(Dataset rows)
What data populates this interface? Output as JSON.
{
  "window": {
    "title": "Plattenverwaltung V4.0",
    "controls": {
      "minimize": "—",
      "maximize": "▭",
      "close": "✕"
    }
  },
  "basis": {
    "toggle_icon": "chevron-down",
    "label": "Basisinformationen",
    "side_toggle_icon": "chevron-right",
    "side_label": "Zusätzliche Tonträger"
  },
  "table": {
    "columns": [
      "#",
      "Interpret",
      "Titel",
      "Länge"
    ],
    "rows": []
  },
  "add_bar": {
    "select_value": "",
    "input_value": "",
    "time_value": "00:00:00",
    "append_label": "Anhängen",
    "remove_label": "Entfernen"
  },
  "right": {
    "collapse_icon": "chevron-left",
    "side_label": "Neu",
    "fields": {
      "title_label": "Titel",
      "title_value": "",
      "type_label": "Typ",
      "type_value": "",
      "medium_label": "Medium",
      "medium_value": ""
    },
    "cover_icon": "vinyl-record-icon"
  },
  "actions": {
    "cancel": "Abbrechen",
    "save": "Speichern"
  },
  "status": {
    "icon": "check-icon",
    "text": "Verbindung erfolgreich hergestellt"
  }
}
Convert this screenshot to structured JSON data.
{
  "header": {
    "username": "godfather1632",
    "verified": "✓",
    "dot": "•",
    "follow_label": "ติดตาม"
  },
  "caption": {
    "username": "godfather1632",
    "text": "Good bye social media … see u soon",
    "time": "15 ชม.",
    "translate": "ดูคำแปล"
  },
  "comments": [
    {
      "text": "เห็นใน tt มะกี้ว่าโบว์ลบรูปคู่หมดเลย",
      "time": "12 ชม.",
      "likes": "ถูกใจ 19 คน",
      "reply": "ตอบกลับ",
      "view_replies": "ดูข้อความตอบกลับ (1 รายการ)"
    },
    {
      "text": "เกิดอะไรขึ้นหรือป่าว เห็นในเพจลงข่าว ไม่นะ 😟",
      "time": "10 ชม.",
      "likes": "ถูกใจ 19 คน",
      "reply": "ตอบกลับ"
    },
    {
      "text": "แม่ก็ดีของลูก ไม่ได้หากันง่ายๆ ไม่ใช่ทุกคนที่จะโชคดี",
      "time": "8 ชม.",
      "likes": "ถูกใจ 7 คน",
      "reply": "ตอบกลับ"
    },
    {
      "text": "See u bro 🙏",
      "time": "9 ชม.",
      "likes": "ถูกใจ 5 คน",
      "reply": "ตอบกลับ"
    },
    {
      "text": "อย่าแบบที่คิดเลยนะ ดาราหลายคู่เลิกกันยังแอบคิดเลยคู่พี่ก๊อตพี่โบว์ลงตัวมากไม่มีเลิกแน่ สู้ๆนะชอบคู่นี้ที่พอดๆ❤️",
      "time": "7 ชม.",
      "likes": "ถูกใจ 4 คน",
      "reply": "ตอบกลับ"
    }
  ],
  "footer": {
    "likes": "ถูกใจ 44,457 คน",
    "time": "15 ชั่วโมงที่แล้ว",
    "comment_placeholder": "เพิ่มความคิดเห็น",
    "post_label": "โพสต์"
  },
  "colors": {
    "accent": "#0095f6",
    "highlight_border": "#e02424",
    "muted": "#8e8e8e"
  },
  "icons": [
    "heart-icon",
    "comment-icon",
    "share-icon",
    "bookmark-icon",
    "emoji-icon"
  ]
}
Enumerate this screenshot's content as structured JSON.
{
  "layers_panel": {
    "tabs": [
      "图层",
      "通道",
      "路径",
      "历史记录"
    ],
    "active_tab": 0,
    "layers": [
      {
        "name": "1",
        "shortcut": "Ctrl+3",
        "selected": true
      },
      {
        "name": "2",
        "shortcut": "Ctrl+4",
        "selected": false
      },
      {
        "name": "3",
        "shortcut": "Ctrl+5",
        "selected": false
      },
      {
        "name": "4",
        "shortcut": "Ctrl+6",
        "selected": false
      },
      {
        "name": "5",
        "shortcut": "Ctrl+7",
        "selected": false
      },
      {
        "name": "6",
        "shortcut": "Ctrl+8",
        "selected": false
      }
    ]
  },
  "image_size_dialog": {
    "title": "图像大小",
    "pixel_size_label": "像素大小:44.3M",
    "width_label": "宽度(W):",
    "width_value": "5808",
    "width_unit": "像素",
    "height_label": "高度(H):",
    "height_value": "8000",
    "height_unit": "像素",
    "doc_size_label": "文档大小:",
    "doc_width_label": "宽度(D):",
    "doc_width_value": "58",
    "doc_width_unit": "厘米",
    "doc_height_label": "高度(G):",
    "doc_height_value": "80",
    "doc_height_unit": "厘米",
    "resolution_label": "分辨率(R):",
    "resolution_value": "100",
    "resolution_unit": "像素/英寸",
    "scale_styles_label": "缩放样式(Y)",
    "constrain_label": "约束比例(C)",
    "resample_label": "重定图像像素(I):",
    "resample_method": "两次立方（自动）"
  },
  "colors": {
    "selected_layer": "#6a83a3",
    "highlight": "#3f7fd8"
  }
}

- _Task prompt_: Please reproduce all of the entries exactly as they stand.

- _Exercise result_:
What data populates this interface? Output as JSON.
{
  "window": {
    "title": "Plattenverwaltung V4.0",
    "controls": {
      "minimize": "—",
      "maximize": "▭",
      "close": "✕"
    }
  },
  "basis": {
    "toggle_icon": "chevron-down",
    "label": "Basisinformationen",
    "side_toggle_icon": "chevron-right",
    "side_label": "Zusätzliche Tonträger"
  },
  "table": {
    "columns": [
      "#",
      "Interpret",
      "Titel",
      "Länge"
    ],
    "rows": []
  },
  "add_bar": {
    "select_value": "",
    "input_value": "",
    "time_value": "00:00:00",
    "append_label": "Anhängen",
    "remove_label": "Entfernen"
  },
  "right": {
    "collapse_icon": "chevron-left",
    "side_label": "Neu",
    "fields": {
      "title_label": "Titel",
      "title_value": "",
      "type_label": "Typ",
      "type_value": "",
      "medium_label": "Medium",
      "medium_value": ""
    },
    "cover_icon": "vinyl-record-icon"
  },
  "actions": {
    "cancel": "Abbrechen",
    "save": "Speichern"
  },
  "status": {
    "icon": "check-icon",
    "text": "Verbindung erfolgreich hergestellt"
  }
}
Convert this screenshot to structured JSON data.
{
  "header": {
    "username": "godfather1632",
    "verified": "✓",
    "dot": "•",
    "follow_label": "ติดตาม"
  },
  "caption": {
    "username": "godfather1632",
    "text": "Good bye social media … see u soon",
    "time": "15 ชม.",
    "translate": "ดูคำแปล"
  },
  "comments": [
    {
      "text": "เห็นใน tt มะกี้ว่าโบว์ลบรูปคู่หมดเลย",
      "time": "12 ชม.",
      "likes": "ถูกใจ 19 คน",
      "reply": "ตอบกลับ",
      "view_replies": "ดูข้อความตอบกลับ (1 รายการ)"
    },
    {
      "text": "เกิดอะไรขึ้นหรือป่าว เห็นในเพจลงข่าว ไม่นะ 😟",
      "time": "10 ชม.",
      "likes": "ถูกใจ 19 คน",
      "reply": "ตอบกลับ"
    },
    {
      "text": "แม่ก็ดีของลูก ไม่ได้หากันง่ายๆ ไม่ใช่ทุกคนที่จะโชคดี",
      "time": "8 ชม.",
      "likes": "ถูกใจ 7 คน",
      "reply": "ตอบกลับ"
    },
    {
      "text": "See u bro 🙏",
      "time": "9 ชม.",
      "likes": "ถูกใจ 5 คน",
      "reply": "ตอบกลับ"
    },
    {
      "text": "อย่าแบบที่คิดเลยนะ ดาราหลายคู่เลิกกันยังแอบคิดเลยคู่พี่ก๊อตพี่โบว์ลงตัวมากไม่มีเลิกแน่ สู้ๆนะชอบคู่นี้ที่พอดๆ❤️",
      "time": "7 ชม.",
      "likes": "ถูกใจ 4 คน",
      "reply": "ตอบกลับ"
    }
  ],
  "footer": {
    "likes": "ถูกใจ 44,457 คน",
    "time": "15 ชั่วโมงที่แล้ว",
    "comment_placeholder": "เพิ่มความคิดเห็น",
    "post_label": "โพสต์"
  },
  "colors": {
    "accent": "#0095f6",
    "highlight_border": "#e02424",
    "muted": "#8e8e8e"
  },
  "icons": [
    "heart-icon",
    "comment-icon",
    "share-icon",
    "bookmark-icon",
    "emoji-icon"
  ]
}
Enumerate this screenshot's content as structured JSON.
{
  "layers_panel": {
    "tabs": [
      "图层",
      "通道",
      "路径",
      "历史记录"
    ],
    "active_tab": 0,
    "layers": [
      {
        "name": "1",
        "shortcut": "Ctrl+3",
        "selected": true
      },
      {
        "name": "2",
        "shortcut": "Ctrl+4",
        "selected": false
      },
      {
        "name": "3",
        "shortcut": "Ctrl+5",
        "selected": false
      },
      {
        "name": "4",
        "shortcut": "Ctrl+6",
        "selected": false
      },
      {
        "name": "5",
        "shortcut": "Ctrl+7",
        "selected": false
      },
      {
        "name": "6",
        "shortcut": "Ctrl+8",
        "selected": false
      }
    ]
  },
  "image_size_dialog": {
    "title": "图像大小",
    "pixel_size_label": "像素大小:44.3M",
    "width_label": "宽度(W):",
    "width_value": "5808",
    "width_unit": "像素",
    "height_label": "高度(H):",
    "height_value": "8000",
    "height_unit": "像素",
    "doc_size_label": "文档大小:",
    "doc_width_label": "宽度(D):",
    "doc_width_value": "58",
    "doc_width_unit": "厘米",
    "doc_height_label": "高度(G):",
    "doc_height_value": "80",
    "doc_height_unit": "厘米",
    "resolution_label": "分辨率(R):",
    "resolution_value": "100",
    "resolution_unit": "像素/英寸",
    "scale_styles_label": "缩放样式(Y)",
    "constrain_label": "约束比例(C)",
    "resample_label": "重定图像像素(I):",
    "resample_method": "两次立方（自动）"
  },
  "colors": {
    "selected_layer": "#6a83a3",
    "highlight": "#3f7fd8"
  }
}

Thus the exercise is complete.